* _Task statement_
Every line below must be reproduced exactly. Copy them all.

-------- Items --------

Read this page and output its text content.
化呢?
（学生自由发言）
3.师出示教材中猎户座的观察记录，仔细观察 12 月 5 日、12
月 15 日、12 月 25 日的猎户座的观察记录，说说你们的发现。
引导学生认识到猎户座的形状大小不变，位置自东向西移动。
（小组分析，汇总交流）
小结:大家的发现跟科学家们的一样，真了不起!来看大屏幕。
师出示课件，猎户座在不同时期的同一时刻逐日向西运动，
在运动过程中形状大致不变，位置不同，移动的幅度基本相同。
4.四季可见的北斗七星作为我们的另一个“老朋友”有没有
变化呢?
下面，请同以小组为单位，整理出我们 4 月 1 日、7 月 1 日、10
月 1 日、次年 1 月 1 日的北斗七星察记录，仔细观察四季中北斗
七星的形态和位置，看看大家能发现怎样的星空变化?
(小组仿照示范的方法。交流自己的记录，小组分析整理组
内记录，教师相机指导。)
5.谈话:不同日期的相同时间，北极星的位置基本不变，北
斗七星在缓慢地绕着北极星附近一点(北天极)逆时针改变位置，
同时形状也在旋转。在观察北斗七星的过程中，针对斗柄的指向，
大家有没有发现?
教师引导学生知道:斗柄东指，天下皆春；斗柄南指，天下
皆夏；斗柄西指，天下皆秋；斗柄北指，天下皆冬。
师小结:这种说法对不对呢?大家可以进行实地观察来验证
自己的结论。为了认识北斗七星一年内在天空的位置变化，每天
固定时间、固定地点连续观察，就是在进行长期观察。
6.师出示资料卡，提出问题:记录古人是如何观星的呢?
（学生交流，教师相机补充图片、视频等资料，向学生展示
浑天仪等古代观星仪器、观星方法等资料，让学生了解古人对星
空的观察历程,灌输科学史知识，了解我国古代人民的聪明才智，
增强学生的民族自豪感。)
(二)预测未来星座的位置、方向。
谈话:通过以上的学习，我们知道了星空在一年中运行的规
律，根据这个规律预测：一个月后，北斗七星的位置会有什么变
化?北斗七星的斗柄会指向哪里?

--------

* _Answer to this exercise_
Read this page and output its text content.
化呢?
（学生自由发言）
3.师出示教材中猎户座的观察记录，仔细观察 12 月 5 日、12
月 15 日、12 月 25 日的猎户座的观察记录，说说你们的发现。
引导学生认识到猎户座的形状大小不变，位置自东向西移动。
（小组分析，汇总交流）
小结:大家的发现跟科学家们的一样，真了不起!来看大屏幕。
师出示课件，猎户座在不同时期的同一时刻逐日向西运动，
在运动过程中形状大致不变，位置不同，移动的幅度基本相同。
4.四季可见的北斗七星作为我们的另一个“老朋友”有没有
变化呢?
下面，请同以小组为单位，整理出我们 4 月 1 日、7 月 1 日、10
月 1 日、次年 1 月 1 日的北斗七星察记录，仔细观察四季中北斗
七星的形态和位置，看看大家能发现怎样的星空变化?
(小组仿照示范的方法。交流自己的记录，小组分析整理组
内记录，教师相机指导。)
5.谈话:不同日期的相同时间，北极星的位置基本不变，北
斗七星在缓慢地绕着北极星附近一点(北天极)逆时针改变位置，
同时形状也在旋转。在观察北斗七星的过程中，针对斗柄的指向，
大家有没有发现?
教师引导学生知道:斗柄东指，天下皆春；斗柄南指，天下
皆夏；斗柄西指，天下皆秋；斗柄北指，天下皆冬。
师小结:这种说法对不对呢?大家可以进行实地观察来验证
自己的结论。为了认识北斗七星一年内在天空的位置变化，每天
固定时间、固定地点连续观察，就是在进行长期观察。
6.师出示资料卡，提出问题:记录古人是如何观星的呢?
（学生交流，教师相机补充图片、视频等资料，向学生展示
浑天仪等古代观星仪器、观星方法等资料，让学生了解古人对星
空的观察历程,灌输科学史知识，了解我国古代人民的聪明才智，
增强学生的民族自豪感。)
(二)预测未来星座的位置、方向。
谈话:通过以上的学习，我们知道了星空在一年中运行的规
律，根据这个规律预测：一个月后，北斗七星的位置会有什么变
化?北斗七星的斗柄会指向哪里?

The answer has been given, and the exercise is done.